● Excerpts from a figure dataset
******************************

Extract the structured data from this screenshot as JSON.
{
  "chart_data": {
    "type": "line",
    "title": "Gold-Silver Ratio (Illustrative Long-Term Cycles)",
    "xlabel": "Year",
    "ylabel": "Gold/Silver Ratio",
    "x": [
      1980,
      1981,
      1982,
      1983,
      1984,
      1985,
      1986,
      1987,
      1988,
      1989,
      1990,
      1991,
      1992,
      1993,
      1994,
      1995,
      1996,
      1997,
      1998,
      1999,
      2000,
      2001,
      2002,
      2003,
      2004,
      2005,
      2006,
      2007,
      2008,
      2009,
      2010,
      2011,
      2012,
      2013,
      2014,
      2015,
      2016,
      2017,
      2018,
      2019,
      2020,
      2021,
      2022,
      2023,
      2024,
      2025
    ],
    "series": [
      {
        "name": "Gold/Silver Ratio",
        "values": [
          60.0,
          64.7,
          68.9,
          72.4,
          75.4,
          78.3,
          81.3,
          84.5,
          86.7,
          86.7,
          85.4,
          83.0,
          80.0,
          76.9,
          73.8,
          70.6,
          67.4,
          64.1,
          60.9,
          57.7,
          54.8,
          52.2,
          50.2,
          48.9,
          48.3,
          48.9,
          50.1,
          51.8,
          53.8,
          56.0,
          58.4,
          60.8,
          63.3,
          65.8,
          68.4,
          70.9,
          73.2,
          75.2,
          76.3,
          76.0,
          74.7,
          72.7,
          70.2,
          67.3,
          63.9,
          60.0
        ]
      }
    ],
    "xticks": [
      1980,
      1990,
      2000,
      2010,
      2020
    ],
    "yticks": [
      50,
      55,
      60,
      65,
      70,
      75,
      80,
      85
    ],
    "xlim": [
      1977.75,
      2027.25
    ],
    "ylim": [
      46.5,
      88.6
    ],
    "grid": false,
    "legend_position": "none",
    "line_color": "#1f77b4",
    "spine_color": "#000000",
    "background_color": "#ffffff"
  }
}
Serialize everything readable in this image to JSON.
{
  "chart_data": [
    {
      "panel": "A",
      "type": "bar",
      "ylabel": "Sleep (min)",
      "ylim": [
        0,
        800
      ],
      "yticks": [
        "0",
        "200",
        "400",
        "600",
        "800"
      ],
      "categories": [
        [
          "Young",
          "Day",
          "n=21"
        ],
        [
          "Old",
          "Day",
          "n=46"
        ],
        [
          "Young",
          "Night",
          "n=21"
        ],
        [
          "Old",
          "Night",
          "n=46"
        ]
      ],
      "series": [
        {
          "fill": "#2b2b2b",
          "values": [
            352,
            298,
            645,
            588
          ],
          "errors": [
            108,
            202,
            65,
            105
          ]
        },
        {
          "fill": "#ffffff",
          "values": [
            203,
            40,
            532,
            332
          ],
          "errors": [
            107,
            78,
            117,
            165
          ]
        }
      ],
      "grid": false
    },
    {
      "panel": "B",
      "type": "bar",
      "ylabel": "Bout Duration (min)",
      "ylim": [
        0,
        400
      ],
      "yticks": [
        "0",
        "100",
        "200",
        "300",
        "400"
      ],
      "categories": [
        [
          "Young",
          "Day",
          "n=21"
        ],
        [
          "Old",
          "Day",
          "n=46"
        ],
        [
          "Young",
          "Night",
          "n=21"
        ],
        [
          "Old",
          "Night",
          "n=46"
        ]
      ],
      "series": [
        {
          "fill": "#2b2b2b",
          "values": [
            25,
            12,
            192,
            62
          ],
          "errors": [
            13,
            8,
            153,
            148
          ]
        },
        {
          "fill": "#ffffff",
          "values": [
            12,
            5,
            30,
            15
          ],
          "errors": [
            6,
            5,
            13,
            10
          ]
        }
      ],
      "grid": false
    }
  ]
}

******************************

● Task to complete
Go through the records and print each one exactly.

● Exercise result
Extract the structured data from this screenshot as JSON.
{
  "chart_data": {
    "type": "line",
    "title": "Gold-Silver Ratio (Illustrative Long-Term Cycles)",
    "xlabel": "Year",
    "ylabel": "Gold/Silver Ratio",
    "x": [
      1980,
      1981,
      1982,
      1983,
      1984,
      1985,
      1986,
      1987,
      1988,
      1989,
      1990,
      1991,
      1992,
      1993,
      1994,
      1995,
      1996,
      1997,
      1998,
      1999,
      2000,
      2001,
      2002,
      2003,
      2004,
      2005,
      2006,
      2007,
      2008,
      2009,
      2010,
      2011,
      2012,
      2013,
      2014,
      2015,
      2016,
      2017,
      2018,
      2019,
      2020,
      2021,
      2022,
      2023,
      2024,
      2025
    ],
    "series": [
      {
        "name": "Gold/Silver Ratio",
        "values": [
          60.0,
          64.7,
          68.9,
          72.4,
          75.4,
          78.3,
          81.3,
          84.5,
          86.7,
          86.7,
          85.4,
          83.0,
          80.0,
          76.9,
          73.8,
          70.6,
          67.4,
          64.1,
          60.9,
          57.7,
          54.8,
          52.2,
          50.2,
          48.9,
          48.3,
          48.9,
          50.1,
          51.8,
          53.8,
          56.0,
          58.4,
          60.8,
          63.3,
          65.8,
          68.4,
          70.9,
          73.2,
          75.2,
          76.3,
          76.0,
          74.7,
          72.7,
          70.2,
          67.3,
          63.9,
          60.0
        ]
      }
    ],
    "xticks": [
      1980,
      1990,
      2000,
      2010,
      2020
    ],
    "yticks": [
      50,
      55,
      60,
      65,
      70,
      75,
      80,
      85
    ],
    "xlim": [
      1977.75,
      2027.25
    ],
    "ylim": [
      46.5,
      88.6
    ],
    "grid": false,
    "legend_position": "none",
    "line_color": "#1f77b4",
    "spine_color": "#000000",
    "background_color": "#ffffff"
  }
}
Serialize everything readable in this image to JSON.
{
  "chart_data": [
    {
      "panel": "A",
      "type": "bar",
      "ylabel": "Sleep (min)",
      "ylim": [
        0,
        800
      ],
      "yticks": [
        "0",
        "200",
        "400",
        "600",
        "800"
      ],
      "categories": [
        [
          "Young",
          "Day",
          "n=21"
        ],
        [
          "Old",
          "Day",
          "n=46"
        ],
        [
          "Young",
          "Night",
          "n=21"
        ],
        [
          "Old",
          "Night",
          "n=46"
        ]
      ],
      "series": [
        {
          "fill": "#2b2b2b",
          "values": [
            352,
            298,
            645,
            588
          ],
          "errors": [
            108,
            202,
            65,
            105
          ]
        },
        {
          "fill": "#ffffff",
          "values": [
            203,
            40,
            532,
            332
          ],
          "errors": [
            107,
            78,
            117,
            165
          ]
        }
      ],
      "grid": false
    },
    {
      "panel": "B",
      "type": "bar",
      "ylabel": "Bout Duration (min)",
      "ylim": [
        0,
        400
      ],
      "yticks": [
        "0",
        "100",
        "200",
        "300",
        "400"
      ],
      "categories": [
        [
          "Young",
          "Day",
          "n=21"
        ],
        [
          "Old",
          "Day",
          "n=46"
        ],
        [
          "Young",
          "Night",
          "n=21"
        ],
        [
          "Old",
          "Night",
          "n=46"
        ]
      ],
      "series": [
        {
          "fill": "#2b2b2b",
          "values": [
            25,
            12,
            192,
            62
          ],
          "errors": [
            13,
            8,
            153,
            148
          ]
        },
        {
          "fill": "#ffffff",
          "values": [
            12,
            5,
            30,
            15
          ],
          "errors": [
            6,
            5,
            13,
            10
          ]
        }
      ],
      "grid": false
    }
  ]
}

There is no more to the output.